_SUPPLIED PASSAGE_
+ + + + +

On your title question “Can conservatives care about black people” — well, of course they can. But I think it is the wrong question.
The important question is this: Can conservatives care for people as people? Can they care for people independent of the color of their skin, independent of the color of their money? Can they care for people as other than an exploitable commodity?
Now I’m sure that there are differences between individual conservatives (and individual liberals) with respect to those questions. But, overall, those questions do seem to me to be more the issue.
Agellius
/ June 22, 2014I think these questions are extremely arrogant and condescending.
Adam Laats
/ June 22, 2014Agellius, I can see what you mean. But I think in this case some arrogance is called for. And I say what follows with great respect for you personally and for conservative intellectuals in general: Conservatives must do a better job of wrestling with the defense of societal injustice that lurks at the heart of the conservative intellectual tradition. IMHO. When Russell Kirk, for example, extols Burke’s vision of an “ordered society,” he never adequately confronts the fact that in America that “order” put certain classes of people on the bottom. Not because of lesser talent or drive, but because of racial caste. Even the luminous William F. Buckley at first defended Southern racial segregationism, a morally bankrupt position that Buckley himself later regretted. In American conservatism, however, the tradition has been to elevate liberty and order while, at times, turning a willfully blind eye to structural social injustice. Of course, one could make a similar critique of the intellectual tradition that is now generally called “liberalism.” Despite their claims to the contrary, liberal intellectuals have not adequately addressed the moral blight at the center of their twentieth-century experience. When liberals, that is, do not have the moral standing to oppose intimidation, extortion, and bullying tactics if those tactics are performed in the name of an underrepresented group, liberals can’t rightfully claim any moral compass whatever. IMHO. When has “liberalism” failed and quailed in the face of such bullying? Take your pick, but as a liberal academic I think one of the most depressing examples came up at Cornell in 1968.
sheila0405
/ June 22, 2014It all comes down to the strings which may, or may not, be attached. What is the history of the schools where the Koch Bros have contributed money previously? Did the corporation attempt to change the culture of the curriculum? If I was the head of UNCF, I’d probably have a long conversation about the implications and the expectations surrounding the gift before I accepted. I’d also ask the Board for input. Vet the money. $25 million dollars could be a terrible burden, or a great thing, depending on a vast array of questions. I see nothing arrogant about the questions raised in this blog post.

+ + + + +

_TASK REQUIREMENTS_
1 – Copy everything in the comment thread from "On your title" down to "arrogant and condescending.".
2 – Repeat everything from the first line of the listing down to the line containing "month-name: June bbox=[808, 442, 852, 462]", with that line included.
The listing has no connection to the comment thread.

+ + + + +

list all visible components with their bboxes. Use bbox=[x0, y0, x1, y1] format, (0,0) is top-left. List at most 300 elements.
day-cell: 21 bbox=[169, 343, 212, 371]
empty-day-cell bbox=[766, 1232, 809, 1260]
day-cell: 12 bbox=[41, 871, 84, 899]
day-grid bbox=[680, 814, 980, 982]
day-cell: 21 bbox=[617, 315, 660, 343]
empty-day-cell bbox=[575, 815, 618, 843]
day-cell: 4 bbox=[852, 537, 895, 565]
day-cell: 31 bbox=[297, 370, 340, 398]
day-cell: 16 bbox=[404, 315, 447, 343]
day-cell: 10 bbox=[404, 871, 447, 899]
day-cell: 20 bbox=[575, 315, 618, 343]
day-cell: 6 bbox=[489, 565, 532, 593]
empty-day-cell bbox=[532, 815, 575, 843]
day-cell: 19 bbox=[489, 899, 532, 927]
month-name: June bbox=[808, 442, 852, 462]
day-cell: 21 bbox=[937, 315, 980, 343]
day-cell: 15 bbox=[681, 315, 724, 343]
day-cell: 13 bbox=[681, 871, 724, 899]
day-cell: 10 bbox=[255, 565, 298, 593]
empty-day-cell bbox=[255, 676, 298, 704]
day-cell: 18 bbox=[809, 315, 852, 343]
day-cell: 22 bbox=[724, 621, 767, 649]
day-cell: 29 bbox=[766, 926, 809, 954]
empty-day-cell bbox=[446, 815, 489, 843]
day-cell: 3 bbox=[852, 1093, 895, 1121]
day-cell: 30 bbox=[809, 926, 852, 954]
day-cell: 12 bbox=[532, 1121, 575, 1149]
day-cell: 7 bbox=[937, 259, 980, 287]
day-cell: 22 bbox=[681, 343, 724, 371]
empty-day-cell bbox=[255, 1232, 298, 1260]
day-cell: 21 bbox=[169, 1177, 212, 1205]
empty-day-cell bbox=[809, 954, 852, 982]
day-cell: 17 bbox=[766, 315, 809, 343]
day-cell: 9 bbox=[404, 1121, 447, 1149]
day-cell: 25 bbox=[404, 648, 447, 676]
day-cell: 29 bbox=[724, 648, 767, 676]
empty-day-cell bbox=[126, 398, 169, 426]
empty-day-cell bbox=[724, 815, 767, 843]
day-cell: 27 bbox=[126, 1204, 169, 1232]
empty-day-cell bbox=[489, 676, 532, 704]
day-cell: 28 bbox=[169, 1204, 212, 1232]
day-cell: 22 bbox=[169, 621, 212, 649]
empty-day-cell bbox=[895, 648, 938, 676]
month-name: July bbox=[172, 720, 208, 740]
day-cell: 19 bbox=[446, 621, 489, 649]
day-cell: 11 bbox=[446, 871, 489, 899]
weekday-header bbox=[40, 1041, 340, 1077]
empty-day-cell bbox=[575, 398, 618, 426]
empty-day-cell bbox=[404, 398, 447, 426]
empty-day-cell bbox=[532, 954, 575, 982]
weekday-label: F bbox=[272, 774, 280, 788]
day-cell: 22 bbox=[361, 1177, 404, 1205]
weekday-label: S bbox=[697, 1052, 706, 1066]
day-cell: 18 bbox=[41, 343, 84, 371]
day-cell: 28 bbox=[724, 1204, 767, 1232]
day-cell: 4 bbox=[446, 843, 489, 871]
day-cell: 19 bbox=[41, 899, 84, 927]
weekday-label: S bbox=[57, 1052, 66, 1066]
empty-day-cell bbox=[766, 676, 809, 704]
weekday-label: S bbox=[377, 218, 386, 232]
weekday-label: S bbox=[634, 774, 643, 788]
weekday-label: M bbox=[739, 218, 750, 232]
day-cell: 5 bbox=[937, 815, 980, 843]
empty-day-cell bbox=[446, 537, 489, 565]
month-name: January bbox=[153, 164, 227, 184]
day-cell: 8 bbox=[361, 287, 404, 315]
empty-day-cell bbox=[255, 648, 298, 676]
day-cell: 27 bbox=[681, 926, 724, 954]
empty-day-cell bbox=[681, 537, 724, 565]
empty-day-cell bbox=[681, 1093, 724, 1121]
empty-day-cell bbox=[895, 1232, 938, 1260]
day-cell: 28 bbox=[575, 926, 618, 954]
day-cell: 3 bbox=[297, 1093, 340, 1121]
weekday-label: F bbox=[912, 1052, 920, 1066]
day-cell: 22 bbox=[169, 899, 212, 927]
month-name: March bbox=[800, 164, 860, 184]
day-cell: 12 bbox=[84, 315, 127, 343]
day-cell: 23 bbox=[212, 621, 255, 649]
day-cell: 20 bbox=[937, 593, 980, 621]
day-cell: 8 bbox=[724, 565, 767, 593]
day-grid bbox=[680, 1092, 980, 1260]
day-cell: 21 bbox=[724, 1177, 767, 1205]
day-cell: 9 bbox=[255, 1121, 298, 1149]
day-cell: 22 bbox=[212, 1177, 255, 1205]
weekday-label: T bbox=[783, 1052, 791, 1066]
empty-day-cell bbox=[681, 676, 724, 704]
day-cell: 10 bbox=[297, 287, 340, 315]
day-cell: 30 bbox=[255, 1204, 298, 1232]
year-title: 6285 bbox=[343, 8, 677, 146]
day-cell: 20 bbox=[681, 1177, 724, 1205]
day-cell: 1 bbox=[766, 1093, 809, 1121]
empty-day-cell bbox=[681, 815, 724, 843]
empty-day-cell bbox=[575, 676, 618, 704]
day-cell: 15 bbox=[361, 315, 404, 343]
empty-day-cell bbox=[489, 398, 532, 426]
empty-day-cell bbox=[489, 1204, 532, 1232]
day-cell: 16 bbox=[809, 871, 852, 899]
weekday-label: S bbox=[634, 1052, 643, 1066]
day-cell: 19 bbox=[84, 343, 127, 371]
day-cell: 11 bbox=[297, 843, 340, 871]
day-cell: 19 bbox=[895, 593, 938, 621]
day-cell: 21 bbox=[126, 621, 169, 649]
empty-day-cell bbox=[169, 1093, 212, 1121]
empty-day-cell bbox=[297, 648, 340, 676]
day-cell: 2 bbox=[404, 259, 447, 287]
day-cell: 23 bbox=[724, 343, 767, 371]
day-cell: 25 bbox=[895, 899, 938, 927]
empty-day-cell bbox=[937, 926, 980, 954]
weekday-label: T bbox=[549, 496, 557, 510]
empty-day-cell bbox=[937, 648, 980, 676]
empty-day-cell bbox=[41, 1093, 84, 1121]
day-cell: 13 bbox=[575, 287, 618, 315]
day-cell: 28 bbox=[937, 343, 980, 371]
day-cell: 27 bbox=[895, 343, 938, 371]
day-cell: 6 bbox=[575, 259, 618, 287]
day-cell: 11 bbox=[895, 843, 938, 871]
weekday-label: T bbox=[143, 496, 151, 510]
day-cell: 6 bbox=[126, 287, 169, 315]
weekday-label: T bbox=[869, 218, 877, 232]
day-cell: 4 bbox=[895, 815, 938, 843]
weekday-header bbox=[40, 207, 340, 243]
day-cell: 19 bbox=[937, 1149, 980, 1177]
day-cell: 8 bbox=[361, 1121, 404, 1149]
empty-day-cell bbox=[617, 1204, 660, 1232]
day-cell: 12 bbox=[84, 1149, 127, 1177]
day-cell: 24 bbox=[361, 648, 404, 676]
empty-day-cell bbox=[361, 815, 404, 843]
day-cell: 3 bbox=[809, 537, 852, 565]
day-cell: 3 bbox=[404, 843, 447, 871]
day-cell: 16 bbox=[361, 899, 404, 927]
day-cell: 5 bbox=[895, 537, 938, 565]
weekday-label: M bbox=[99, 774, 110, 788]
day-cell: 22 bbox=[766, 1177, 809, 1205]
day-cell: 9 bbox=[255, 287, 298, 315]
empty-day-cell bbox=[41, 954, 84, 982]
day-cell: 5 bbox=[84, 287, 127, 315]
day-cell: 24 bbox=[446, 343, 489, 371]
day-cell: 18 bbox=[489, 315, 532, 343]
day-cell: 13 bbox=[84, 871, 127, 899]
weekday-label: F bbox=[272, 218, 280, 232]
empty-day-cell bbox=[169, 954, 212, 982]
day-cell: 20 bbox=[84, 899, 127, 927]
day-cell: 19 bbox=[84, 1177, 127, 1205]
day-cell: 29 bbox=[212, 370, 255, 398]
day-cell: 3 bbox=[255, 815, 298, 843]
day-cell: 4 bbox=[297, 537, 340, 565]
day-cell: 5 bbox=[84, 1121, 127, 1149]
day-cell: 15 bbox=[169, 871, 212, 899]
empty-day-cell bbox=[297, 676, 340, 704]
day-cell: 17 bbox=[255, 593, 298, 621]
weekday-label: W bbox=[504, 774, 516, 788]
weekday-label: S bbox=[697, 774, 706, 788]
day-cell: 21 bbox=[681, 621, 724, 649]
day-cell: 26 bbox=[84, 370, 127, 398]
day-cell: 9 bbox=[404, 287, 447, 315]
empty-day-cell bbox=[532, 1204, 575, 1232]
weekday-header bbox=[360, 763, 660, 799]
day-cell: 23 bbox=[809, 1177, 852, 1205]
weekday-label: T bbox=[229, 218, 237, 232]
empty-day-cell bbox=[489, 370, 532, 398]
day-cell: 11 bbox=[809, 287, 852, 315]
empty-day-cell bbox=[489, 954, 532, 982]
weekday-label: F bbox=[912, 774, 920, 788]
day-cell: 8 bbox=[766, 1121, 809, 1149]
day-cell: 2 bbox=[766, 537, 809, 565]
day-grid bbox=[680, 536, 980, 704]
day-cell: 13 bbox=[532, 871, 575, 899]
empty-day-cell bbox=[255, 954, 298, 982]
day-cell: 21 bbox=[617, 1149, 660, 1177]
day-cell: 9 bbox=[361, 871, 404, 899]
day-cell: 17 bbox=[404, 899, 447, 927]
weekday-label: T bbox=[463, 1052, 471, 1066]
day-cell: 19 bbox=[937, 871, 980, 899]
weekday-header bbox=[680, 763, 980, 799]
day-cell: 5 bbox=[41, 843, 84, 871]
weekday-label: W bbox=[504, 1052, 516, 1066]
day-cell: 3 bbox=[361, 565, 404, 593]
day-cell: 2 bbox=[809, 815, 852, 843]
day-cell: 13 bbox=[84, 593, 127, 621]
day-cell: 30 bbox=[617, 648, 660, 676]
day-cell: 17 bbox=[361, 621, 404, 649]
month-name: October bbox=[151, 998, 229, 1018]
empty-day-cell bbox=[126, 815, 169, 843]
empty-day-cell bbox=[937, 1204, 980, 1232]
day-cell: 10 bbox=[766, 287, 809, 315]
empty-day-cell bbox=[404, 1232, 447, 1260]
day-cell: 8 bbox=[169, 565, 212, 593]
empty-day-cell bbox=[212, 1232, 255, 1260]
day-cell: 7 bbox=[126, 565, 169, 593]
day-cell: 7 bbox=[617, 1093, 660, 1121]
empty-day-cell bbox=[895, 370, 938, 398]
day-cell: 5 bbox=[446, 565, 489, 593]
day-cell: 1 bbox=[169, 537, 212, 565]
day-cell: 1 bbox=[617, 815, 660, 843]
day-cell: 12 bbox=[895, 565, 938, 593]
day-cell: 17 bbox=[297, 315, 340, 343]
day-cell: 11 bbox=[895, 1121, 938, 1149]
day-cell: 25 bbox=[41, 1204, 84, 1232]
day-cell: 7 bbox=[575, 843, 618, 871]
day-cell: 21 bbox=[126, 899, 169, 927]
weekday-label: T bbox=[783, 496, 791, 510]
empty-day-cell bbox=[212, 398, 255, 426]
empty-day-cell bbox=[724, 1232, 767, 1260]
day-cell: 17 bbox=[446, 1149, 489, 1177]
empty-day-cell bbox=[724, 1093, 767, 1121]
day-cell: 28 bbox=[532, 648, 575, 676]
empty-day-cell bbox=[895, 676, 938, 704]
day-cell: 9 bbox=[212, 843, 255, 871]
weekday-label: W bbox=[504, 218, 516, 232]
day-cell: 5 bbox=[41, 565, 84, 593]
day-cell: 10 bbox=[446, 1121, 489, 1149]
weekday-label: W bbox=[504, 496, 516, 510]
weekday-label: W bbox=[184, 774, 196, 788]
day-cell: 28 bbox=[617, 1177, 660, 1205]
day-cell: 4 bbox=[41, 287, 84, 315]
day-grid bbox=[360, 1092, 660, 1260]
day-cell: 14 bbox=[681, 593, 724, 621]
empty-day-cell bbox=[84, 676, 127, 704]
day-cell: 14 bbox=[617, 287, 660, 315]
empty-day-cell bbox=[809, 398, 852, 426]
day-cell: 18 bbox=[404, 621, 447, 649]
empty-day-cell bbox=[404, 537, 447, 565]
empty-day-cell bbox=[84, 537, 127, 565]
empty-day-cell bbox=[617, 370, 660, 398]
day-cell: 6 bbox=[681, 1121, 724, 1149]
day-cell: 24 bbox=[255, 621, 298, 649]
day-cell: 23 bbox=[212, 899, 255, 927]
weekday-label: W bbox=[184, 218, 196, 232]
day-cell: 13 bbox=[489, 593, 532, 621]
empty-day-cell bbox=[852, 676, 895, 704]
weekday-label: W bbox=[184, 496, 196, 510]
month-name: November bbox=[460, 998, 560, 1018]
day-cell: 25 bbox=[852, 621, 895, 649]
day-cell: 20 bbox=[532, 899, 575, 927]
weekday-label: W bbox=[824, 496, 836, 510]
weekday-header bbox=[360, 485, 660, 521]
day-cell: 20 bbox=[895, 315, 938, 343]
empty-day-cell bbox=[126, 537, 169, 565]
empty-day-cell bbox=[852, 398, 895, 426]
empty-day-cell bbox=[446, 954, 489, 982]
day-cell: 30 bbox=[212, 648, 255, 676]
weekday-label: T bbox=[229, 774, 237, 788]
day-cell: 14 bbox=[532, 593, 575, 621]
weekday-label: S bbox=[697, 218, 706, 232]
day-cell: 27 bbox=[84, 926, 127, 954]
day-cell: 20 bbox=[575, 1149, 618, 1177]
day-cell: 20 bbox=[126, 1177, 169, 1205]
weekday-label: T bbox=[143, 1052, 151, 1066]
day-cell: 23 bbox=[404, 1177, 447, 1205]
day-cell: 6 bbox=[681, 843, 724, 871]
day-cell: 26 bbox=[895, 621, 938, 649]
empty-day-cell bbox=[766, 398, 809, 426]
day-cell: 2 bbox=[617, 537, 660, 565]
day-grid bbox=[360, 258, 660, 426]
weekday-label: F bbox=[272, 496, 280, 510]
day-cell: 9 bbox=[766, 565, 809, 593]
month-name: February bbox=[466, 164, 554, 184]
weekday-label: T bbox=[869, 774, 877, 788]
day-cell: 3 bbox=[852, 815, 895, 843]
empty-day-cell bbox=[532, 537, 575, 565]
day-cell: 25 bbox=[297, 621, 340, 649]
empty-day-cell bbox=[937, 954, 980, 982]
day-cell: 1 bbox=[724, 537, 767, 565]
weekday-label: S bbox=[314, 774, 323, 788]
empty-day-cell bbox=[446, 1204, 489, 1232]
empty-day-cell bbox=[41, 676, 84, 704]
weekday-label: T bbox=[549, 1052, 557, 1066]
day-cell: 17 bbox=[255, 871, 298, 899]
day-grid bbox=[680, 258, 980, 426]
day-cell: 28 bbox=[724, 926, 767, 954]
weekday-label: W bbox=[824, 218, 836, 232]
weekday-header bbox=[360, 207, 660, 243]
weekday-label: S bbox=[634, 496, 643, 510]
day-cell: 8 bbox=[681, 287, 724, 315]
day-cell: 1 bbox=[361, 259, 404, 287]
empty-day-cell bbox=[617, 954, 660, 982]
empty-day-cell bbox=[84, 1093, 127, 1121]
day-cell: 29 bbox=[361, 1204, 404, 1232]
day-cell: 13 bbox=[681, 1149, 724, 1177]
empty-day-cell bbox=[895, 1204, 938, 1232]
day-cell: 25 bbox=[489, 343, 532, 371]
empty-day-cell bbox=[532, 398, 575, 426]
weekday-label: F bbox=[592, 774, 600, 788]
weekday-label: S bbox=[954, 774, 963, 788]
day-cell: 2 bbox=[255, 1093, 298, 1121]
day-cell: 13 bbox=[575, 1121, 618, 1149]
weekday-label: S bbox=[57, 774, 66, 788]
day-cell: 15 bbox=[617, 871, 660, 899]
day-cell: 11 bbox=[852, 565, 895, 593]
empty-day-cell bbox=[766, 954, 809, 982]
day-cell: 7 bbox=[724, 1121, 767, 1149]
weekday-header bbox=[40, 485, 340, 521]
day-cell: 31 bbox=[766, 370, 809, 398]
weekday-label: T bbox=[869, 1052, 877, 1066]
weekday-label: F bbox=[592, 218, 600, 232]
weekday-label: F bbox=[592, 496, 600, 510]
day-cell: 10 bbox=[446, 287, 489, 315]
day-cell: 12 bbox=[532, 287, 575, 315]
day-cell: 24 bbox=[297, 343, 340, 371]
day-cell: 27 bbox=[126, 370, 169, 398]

+ + + + +

_RESPONSES_
1 –
On your title question “Can conservatives care about black people” — well, of course they can. But I think it is the wrong question.
The important question is this: Can conservatives care for people as people? Can they care for people independent of the color of their skin, independent of the color of their money? Can they care for people as other than an exploitable commodity?
Now I’m sure that there are differences between individual conservatives (and individual liberals) with respect to those questions. But, overall, those questions do seem to me to be more the issue.
Agellius
/ June 22, 2014I think these questions are extremely arrogant and condescending.

2 –
list all visible components with their bboxes. Use bbox=[x0, y0, x1, y1] format, (0,0) is top-left. List at most 300 elements.
day-cell: 21 bbox=[169, 343, 212, 371]
empty-day-cell bbox=[766, 1232, 809, 1260]
day-cell: 12 bbox=[41, 871, 84, 899]
day-grid bbox=[680, 814, 980, 982]
day-cell: 21 bbox=[617, 315, 660, 343]
empty-day-cell bbox=[575, 815, 618, 843]
day-cell: 4 bbox=[852, 537, 895, 565]
day-cell: 31 bbox=[297, 370, 340, 398]
day-cell: 16 bbox=[404, 315, 447, 343]
day-cell: 10 bbox=[404, 871, 447, 899]
day-cell: 20 bbox=[575, 315, 618, 343]
day-cell: 6 bbox=[489, 565, 532, 593]
empty-day-cell bbox=[532, 815, 575, 843]
day-cell: 19 bbox=[489, 899, 532, 927]
month-name: June bbox=[808, 442, 852, 462]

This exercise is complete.